→ EXERCISE DESCRIPTION:
Reproduce all the lines exactly as they stand, apart from the pictures.

→ DATA SHOWN:
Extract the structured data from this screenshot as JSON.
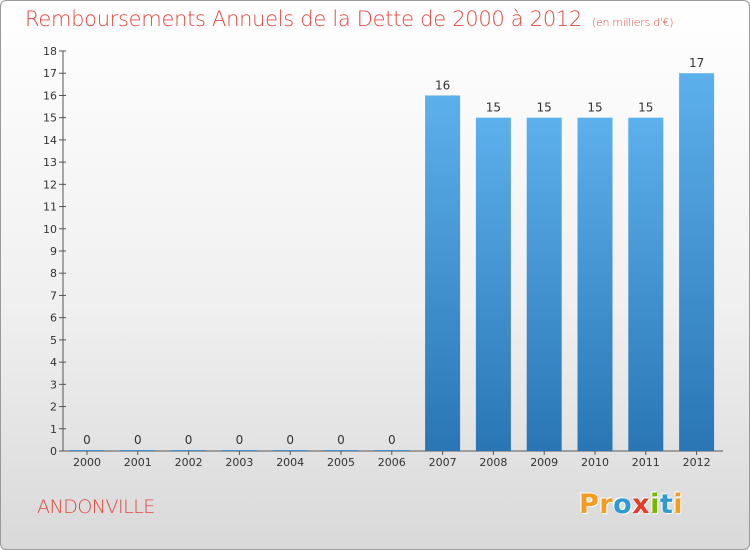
{
  "chart_data": {
    "type": "bar",
    "title": "Remboursements Annuels de la Dette de 2000 à 2012",
    "unit_note": "(en milliers d'€)",
    "categories": [
      "2000",
      "2001",
      "2002",
      "2003",
      "2004",
      "2005",
      "2006",
      "2007",
      "2008",
      "2009",
      "2010",
      "2011",
      "2012"
    ],
    "values": [
      0,
      0,
      0,
      0,
      0,
      0,
      0,
      16,
      15,
      15,
      15,
      15,
      17
    ],
    "data_labels": [
      "0",
      "0",
      "0",
      "0",
      "0",
      "0",
      "0",
      "16",
      "15",
      "15",
      "15",
      "15",
      "17"
    ],
    "ylim": [
      0,
      18
    ],
    "yticks": [
      "0",
      "1",
      "2",
      "3",
      "4",
      "5",
      "6",
      "7",
      "8",
      "9",
      "10",
      "11",
      "12",
      "13",
      "14",
      "15",
      "16",
      "17",
      "18"
    ],
    "grid": false,
    "legend": "none",
    "bar_color": "#3a8fd4"
  },
  "footer": {
    "commune": "ANDONVILLE",
    "logo_parts": [
      {
        "text": "Pr",
        "color": "#f39c1f"
      },
      {
        "text": "o",
        "color": "#2e9ad0"
      },
      {
        "text": "x",
        "color": "#e53b2c"
      },
      {
        "text": "i",
        "color": "#7ab800"
      },
      {
        "text": "t",
        "color": "#2e9ad0"
      },
      {
        "text": "i",
        "color": "#f39c1f"
      }
    ]
  }
}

→ ANSWER FOR THE TASK:
Extract the structured data from this screenshot as JSON.
{
  "chart_data": {
    "type": "bar",
    "title": "Remboursements Annuels de la Dette de 2000 à 2012",
    "unit_note": "(en milliers d'€)",
    "categories": [
      "2000",
      "2001",
      "2002",
      "2003",
      "2004",
      "2005",
      "2006",
      "2007",
      "2008",
      "2009",
      "2010",
      "2011",
      "2012"
    ],
    "values": [
      0,
      0,
      0,
      0,
      0,
      0,
      0,
      16,
      15,
      15,
      15,
      15,
      17
    ],
    "data_labels": [
      "0",
      "0",
      "0",
      "0",
      "0",
      "0",
      "0",
      "16",
      "15",
      "15",
      "15",
      "15",
      "17"
    ],
    "ylim": [
      0,
      18
    ],
    "yticks": [
      "0",
      "1",
      "2",
      "3",
      "4",
      "5",
      "6",
      "7",
      "8",
      "9",
      "10",
      "11",
      "12",
      "13",
      "14",
      "15",
      "16",
      "17",
      "18"
    ],
    "grid": false,
    "legend": "none",
    "bar_color": "#3a8fd4"
  },
  "footer": {
    "commune": "ANDONVILLE",
    "logo_parts": [
      {
        "text": "Pr",
        "color": "#f39c1f"
      },
      {
        "text": "o",
        "color": "#2e9ad0"
      },
      {
        "text": "x",
        "color": "#e53b2c"
      },
      {
        "text": "i",
        "color": "#7ab800"
      },
      {
        "text": "t",
        "color": "#2e9ad0"
      },
      {
        "text": "i",
        "color": "#f39c1f"
      }
    ]
  }
}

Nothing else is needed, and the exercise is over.